## PROVIDED DATA
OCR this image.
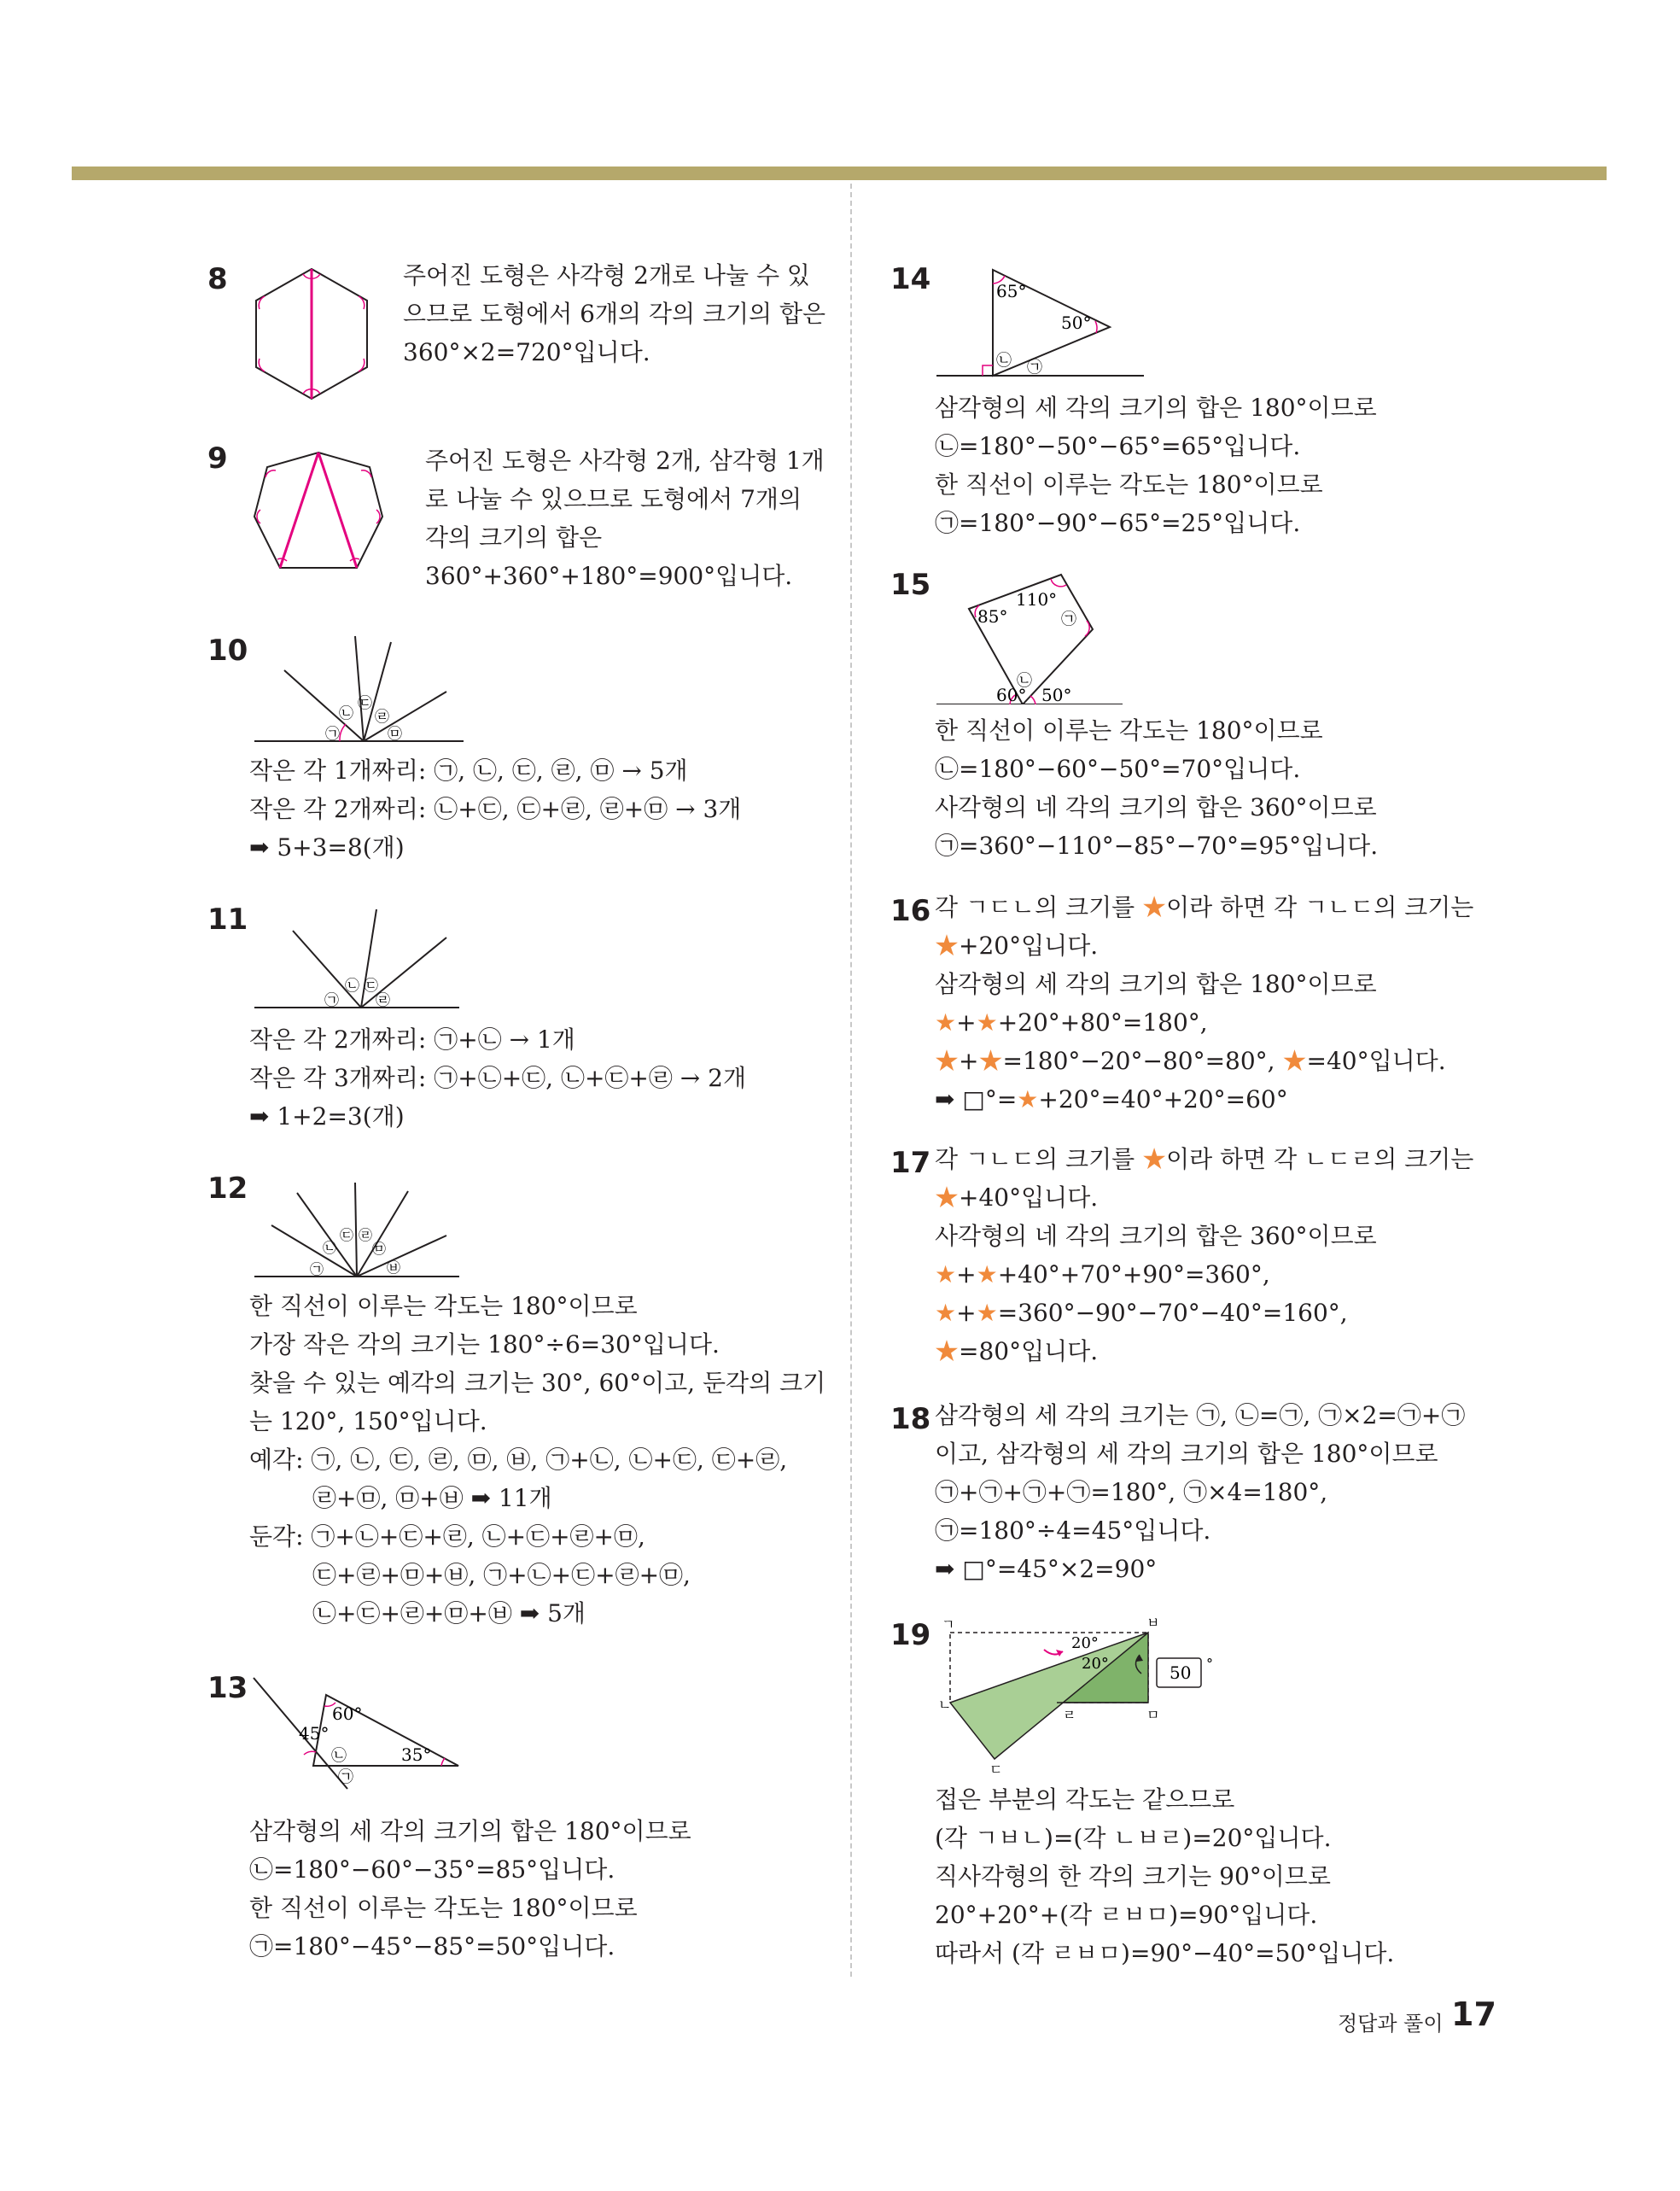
8	주어진 도형은 사각형 2개로 나눌 수 있
으므로 도형에서 6개의 각의 크기의 합은
360°×2=720°입니다.
9	주어진 도형은 사각형 2개, 삼각형 1개
로 나눌 수 있으므로 도형에서 7개의
각의 크기의 합은
360°+360°+180°=900°입니다.
10
㉠
㉡
㉢
㉣
㉤
작은 각 1개짜리: ㉠, ㉡, ㉢, ㉣, ㉤ → 5개
작은 각 2개짜리: ㉡+㉢, ㉢+㉣, ㉣+㉤ → 3개
➡ 5+3=8(개)
11
㉠
㉡ ㉢
㉣
작은 각 2개짜리: ㉠+㉡ → 1개
작은 각 3개짜리: ㉠+㉡+㉢, ㉡+㉢+㉣ → 2개
➡ 1+2=3(개)
12
㉠
㉡
㉢ ㉣
㉤
㉥
한 직선이 이루는 각도는 180°이므로
가장 작은 각의 크기는 180°÷6=30°입니다.
찾을 수 있는 예각의 크기는 30°, 60°이고, 둔각의 크기
는 120°, 150°입니다.
예각: ㉠, ㉡, ㉢, ㉣, ㉤, ㉥, ㉠+㉡, ㉡+㉢, ㉢+㉣,
㉣+㉤, ㉤+㉥ ➡ 11개
둔각: ㉠+㉡+㉢+㉣, ㉡+㉢+㉣+㉤,
㉢+㉣+㉤+㉥, ㉠+㉡+㉢+㉣+㉤,
㉡+㉢+㉣+㉤+㉥ ➡ 5개
13
60°
45°
35°
㉡
㉠
삼각형의 세 각의 크기의 합은 180°이므로
㉡=180°−60°−35°=85°입니다.
한 직선이 이루는 각도는 180°이므로
㉠=180°−45°−85°=50°입니다.
14	65°
50°
㉡ ㉠
삼각형의 세 각의 크기의 합은 180°이므로
㉡=180°−50°−65°=65°입니다.
한 직선이 이루는 각도는 180°이므로
㉠=180°−90°−65°=25°입니다.
15
85°
110°
60° 50°
㉠
㉡
한 직선이 이루는 각도는 180°이므로
㉡=180°−60°−50°=70°입니다.
사각형의 네 각의 크기의 합은 360°이므로
㉠=360°−110°−85°−70°=95°입니다.
16 각 ㄱㄷㄴ의 크기를 ★이라 하면 각 ㄱㄴㄷ의 크기는
★+20°입니다.
삼각형의 세 각의 크기의 합은 180°이므로
★+★+20°+80°=180°,
★+★=180°−20°−80°=80°, ★=40°입니다.
➡ □°=★+20°=40°+20°=60°
17 각 ㄱㄴㄷ의 크기를 ★이라 하면 각 ㄴㄷㄹ의 크기는
★+40°입니다.
사각형의 네 각의 크기의 합은 360°이므로
★+★+40°+70°+90°=360°,
★+★=360°−90°−70°−40°=160°,
★=80°입니다.
18 삼각형의 세 각의 크기는 ㉠, ㉡=㉠, ㉠×2=㉠+㉠
이고, 삼각형의 세 각의 크기의 합은 180°이므로
㉠+㉠+㉠+㉠=180°, ㉠×4=180°,
㉠=180°÷4=45°입니다.
➡ □°=45°×2=90°
19	20°
20°	50 °
ㄱ	ㅂ
ㄴ
ㄹ	ㅁ
ㄷ
접은 부분의 각도는 같으므로
(각 ㄱㅂㄴ)=(각 ㄴㅂㄹ)=20°입니다.
직사각형의 한 각의 크기는 90°이므로
20°+20°+(각 ㄹㅂㅁ)=90°입니다.
따라서 (각 ㄹㅂㅁ)=90°−40°=50°입니다.
정답과 풀이 17
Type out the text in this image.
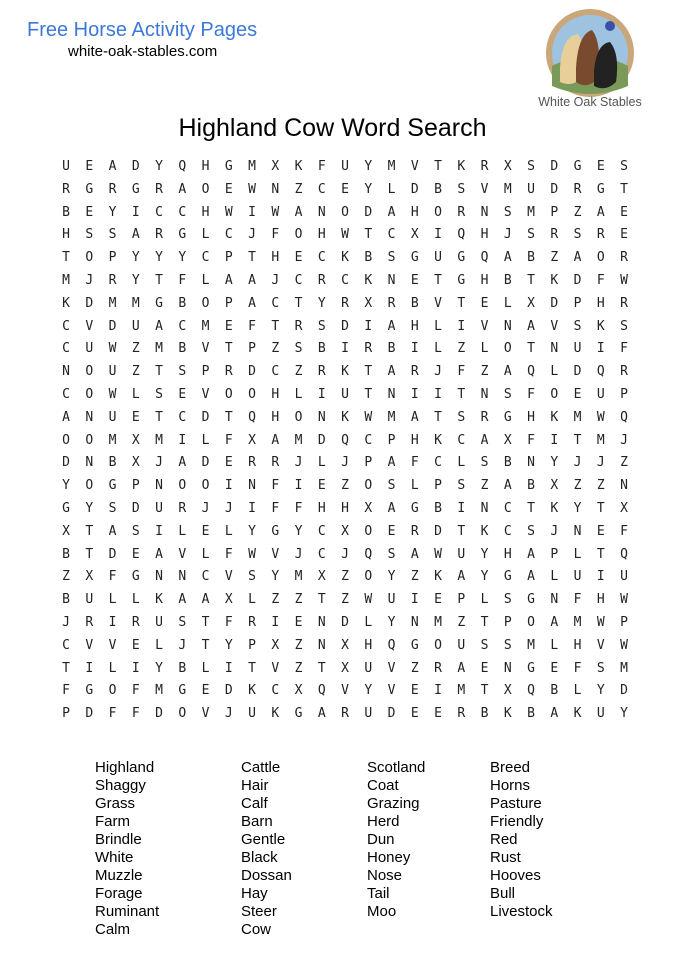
Free Horse Activity Pages
white-oak-stables.com
White Oak Stables
Highland Cow Word Search
U	E	A	D	Y	Q	H	G	M	X	K	F	U	Y	M	V	T	K	R	X	S	D	G	E	S
R	G	R	G	R	A	O	E	W	N	Z	C	E	Y	L	D	B	S	V	M	U	D	R	G	T
B	E	Y	I	C	C	H	W	I	W	A	N	O	D	A	H	O	R	N	S	M	P	Z	A	E
H	S	S	A	R	G	L	C	J	F	O	H	W	T	C	X	I	Q	H	J	S	R	S	R	E
T	O	P	Y	Y	Y	C	P	T	H	E	C	K	B	S	G	U	G	Q	A	B	Z	A	O	R
M	J	R	Y	T	F	L	A	A	J	C	R	C	K	N	E	T	G	H	B	T	K	D	F	W
K	D	M	M	G	B	O	P	A	C	T	Y	R	X	R	B	V	T	E	L	X	D	P	H	R
C	V	D	U	A	C	M	E	F	T	R	S	D	I	A	H	L	I	V	N	A	V	S	K	S
C	U	W	Z	M	B	V	T	P	Z	S	B	I	R	B	I	L	Z	L	O	T	N	U	I	F
N	O	U	Z	T	S	P	R	D	C	Z	R	K	T	A	R	J	F	Z	A	Q	L	D	Q	R
C	O	W	L	S	E	V	O	O	H	L	I	U	T	N	I	I	T	N	S	F	O	E	U	P
A	N	U	E	T	C	D	T	Q	H	O	N	K	W	M	A	T	S	R	G	H	K	M	W	Q
O	O	M	X	M	I	L	F	X	A	M	D	Q	C	P	H	K	C	A	X	F	I	T	M	J
D	N	B	X	J	A	D	E	R	R	J	L	J	P	A	F	C	L	S	B	N	Y	J	J	Z
Y	O	G	P	N	O	O	I	N	F	I	E	Z	O	S	L	P	S	Z	A	B	X	Z	Z	N
G	Y	S	D	U	R	J	J	I	F	F	H	H	X	A	G	B	I	N	C	T	K	Y	T	X
X	T	A	S	I	L	E	L	Y	G	Y	C	X	O	E	R	D	T	K	C	S	J	N	E	F
B	T	D	E	A	V	L	F	W	V	J	C	J	Q	S	A	W	U	Y	H	A	P	L	T	Q
Z	X	F	G	N	N	C	V	S	Y	M	X	Z	O	Y	Z	K	A	Y	G	A	L	U	I	U
B	U	L	L	K	A	A	X	L	Z	Z	T	Z	W	U	I	E	P	L	S	G	N	F	H	W
J	R	I	R	U	S	T	F	R	I	E	N	D	L	Y	N	M	Z	T	P	O	A	M	W	P
C	V	V	E	L	J	T	Y	P	X	Z	N	X	H	Q	G	O	U	S	S	M	L	H	V	W
T	I	L	I	Y	B	L	I	T	V	Z	T	X	U	V	Z	R	A	E	N	G	E	F	S	M
F	G	O	F	M	G	E	D	K	C	X	Q	V	Y	V	E	I	M	T	X	Q	B	L	Y	D
P	D	F	F	D	O	V	J	U	K	G	A	R	U	D	E	E	R	B	K	B	A	K	U	Y
Highland
Shaggy
Grass
Farm
Brindle
White
Muzzle
Forage
Ruminant
Calm
Cattle
Hair
Calf
Barn
Gentle
Black
Dossan
Hay
Steer
Cow
Scotland
Coat
Grazing
Herd
Dun
Honey
Nose
Tail
Moo
Breed
Horns
Pasture
Friendly
Red
Rust
Hooves
Bull
Livestock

## TASK DIRECTIONS
Reproduce the material above verbatim; omit every picture.

## RESULT OF THIS EXERCISE
OCR this image.
8	주어진 도형은 사각형 2개로 나눌 수 있
으므로 도형에서 6개의 각의 크기의 합은
360°×2=720°입니다.
9	주어진 도형은 사각형 2개, 삼각형 1개
로 나눌 수 있으므로 도형에서 7개의
각의 크기의 합은
360°+360°+180°=900°입니다.
10
㉠
㉡
㉢
㉣
㉤
작은 각 1개짜리: ㉠, ㉡, ㉢, ㉣, ㉤ → 5개
작은 각 2개짜리: ㉡+㉢, ㉢+㉣, ㉣+㉤ → 3개
➡ 5+3=8(개)
11
㉠
㉡ ㉢
㉣
작은 각 2개짜리: ㉠+㉡ → 1개
작은 각 3개짜리: ㉠+㉡+㉢, ㉡+㉢+㉣ → 2개
➡ 1+2=3(개)
12
㉠
㉡
㉢ ㉣
㉤
㉥
한 직선이 이루는 각도는 180°이므로
가장 작은 각의 크기는 180°÷6=30°입니다.
찾을 수 있는 예각의 크기는 30°, 60°이고, 둔각의 크기
는 120°, 150°입니다.
예각: ㉠, ㉡, ㉢, ㉣, ㉤, ㉥, ㉠+㉡, ㉡+㉢, ㉢+㉣,
㉣+㉤, ㉤+㉥ ➡ 11개
둔각: ㉠+㉡+㉢+㉣, ㉡+㉢+㉣+㉤,
㉢+㉣+㉤+㉥, ㉠+㉡+㉢+㉣+㉤,
㉡+㉢+㉣+㉤+㉥ ➡ 5개
13
60°
45°
35°
㉡
㉠
삼각형의 세 각의 크기의 합은 180°이므로
㉡=180°−60°−35°=85°입니다.
한 직선이 이루는 각도는 180°이므로
㉠=180°−45°−85°=50°입니다.
14	65°
50°
㉡ ㉠
삼각형의 세 각의 크기의 합은 180°이므로
㉡=180°−50°−65°=65°입니다.
한 직선이 이루는 각도는 180°이므로
㉠=180°−90°−65°=25°입니다.
15
85°
110°
60° 50°
㉠
㉡
한 직선이 이루는 각도는 180°이므로
㉡=180°−60°−50°=70°입니다.
사각형의 네 각의 크기의 합은 360°이므로
㉠=360°−110°−85°−70°=95°입니다.
16 각 ㄱㄷㄴ의 크기를 ★이라 하면 각 ㄱㄴㄷ의 크기는
★+20°입니다.
삼각형의 세 각의 크기의 합은 180°이므로
★+★+20°+80°=180°,
★+★=180°−20°−80°=80°, ★=40°입니다.
➡ □°=★+20°=40°+20°=60°
17 각 ㄱㄴㄷ의 크기를 ★이라 하면 각 ㄴㄷㄹ의 크기는
★+40°입니다.
사각형의 네 각의 크기의 합은 360°이므로
★+★+40°+70°+90°=360°,
★+★=360°−90°−70°−40°=160°,
★=80°입니다.
18 삼각형의 세 각의 크기는 ㉠, ㉡=㉠, ㉠×2=㉠+㉠
이고, 삼각형의 세 각의 크기의 합은 180°이므로
㉠+㉠+㉠+㉠=180°, ㉠×4=180°,
㉠=180°÷4=45°입니다.
➡ □°=45°×2=90°
19	20°
20°	50 °
ㄱ	ㅂ
ㄴ
ㄹ	ㅁ
ㄷ
접은 부분의 각도는 같으므로
(각 ㄱㅂㄴ)=(각 ㄴㅂㄹ)=20°입니다.
직사각형의 한 각의 크기는 90°이므로
20°+20°+(각 ㄹㅂㅁ)=90°입니다.
따라서 (각 ㄹㅂㅁ)=90°−40°=50°입니다.
정답과 풀이 17
Type out the text in this image.
Free Horse Activity Pages
white-oak-stables.com
White Oak Stables
Highland Cow Word Search
U	E	A	D	Y	Q	H	G	M	X	K	F	U	Y	M	V	T	K	R	X	S	D	G	E	S
R	G	R	G	R	A	O	E	W	N	Z	C	E	Y	L	D	B	S	V	M	U	D	R	G	T
B	E	Y	I	C	C	H	W	I	W	A	N	O	D	A	H	O	R	N	S	M	P	Z	A	E
H	S	S	A	R	G	L	C	J	F	O	H	W	T	C	X	I	Q	H	J	S	R	S	R	E
T	O	P	Y	Y	Y	C	P	T	H	E	C	K	B	S	G	U	G	Q	A	B	Z	A	O	R
M	J	R	Y	T	F	L	A	A	J	C	R	C	K	N	E	T	G	H	B	T	K	D	F	W
K	D	M	M	G	B	O	P	A	C	T	Y	R	X	R	B	V	T	E	L	X	D	P	H	R
C	V	D	U	A	C	M	E	F	T	R	S	D	I	A	H	L	I	V	N	A	V	S	K	S
C	U	W	Z	M	B	V	T	P	Z	S	B	I	R	B	I	L	Z	L	O	T	N	U	I	F
N	O	U	Z	T	S	P	R	D	C	Z	R	K	T	A	R	J	F	Z	A	Q	L	D	Q	R
C	O	W	L	S	E	V	O	O	H	L	I	U	T	N	I	I	T	N	S	F	O	E	U	P
A	N	U	E	T	C	D	T	Q	H	O	N	K	W	M	A	T	S	R	G	H	K	M	W	Q
O	O	M	X	M	I	L	F	X	A	M	D	Q	C	P	H	K	C	A	X	F	I	T	M	J
D	N	B	X	J	A	D	E	R	R	J	L	J	P	A	F	C	L	S	B	N	Y	J	J	Z
Y	O	G	P	N	O	O	I	N	F	I	E	Z	O	S	L	P	S	Z	A	B	X	Z	Z	N
G	Y	S	D	U	R	J	J	I	F	F	H	H	X	A	G	B	I	N	C	T	K	Y	T	X
X	T	A	S	I	L	E	L	Y	G	Y	C	X	O	E	R	D	T	K	C	S	J	N	E	F
B	T	D	E	A	V	L	F	W	V	J	C	J	Q	S	A	W	U	Y	H	A	P	L	T	Q
Z	X	F	G	N	N	C	V	S	Y	M	X	Z	O	Y	Z	K	A	Y	G	A	L	U	I	U
B	U	L	L	K	A	A	X	L	Z	Z	T	Z	W	U	I	E	P	L	S	G	N	F	H	W
J	R	I	R	U	S	T	F	R	I	E	N	D	L	Y	N	M	Z	T	P	O	A	M	W	P
C	V	V	E	L	J	T	Y	P	X	Z	N	X	H	Q	G	O	U	S	S	M	L	H	V	W
T	I	L	I	Y	B	L	I	T	V	Z	T	X	U	V	Z	R	A	E	N	G	E	F	S	M
F	G	O	F	M	G	E	D	K	C	X	Q	V	Y	V	E	I	M	T	X	Q	B	L	Y	D
P	D	F	F	D	O	V	J	U	K	G	A	R	U	D	E	E	R	B	K	B	A	K	U	Y
Highland
Shaggy
Grass
Farm
Brindle
White
Muzzle
Forage
Ruminant
Calm
Cattle
Hair
Calf
Barn
Gentle
Black
Dossan
Hay
Steer
Cow
Scotland
Coat
Grazing
Herd
Dun
Honey
Nose
Tail
Moo
Breed
Horns
Pasture
Friendly
Red
Rust
Hooves
Bull
Livestock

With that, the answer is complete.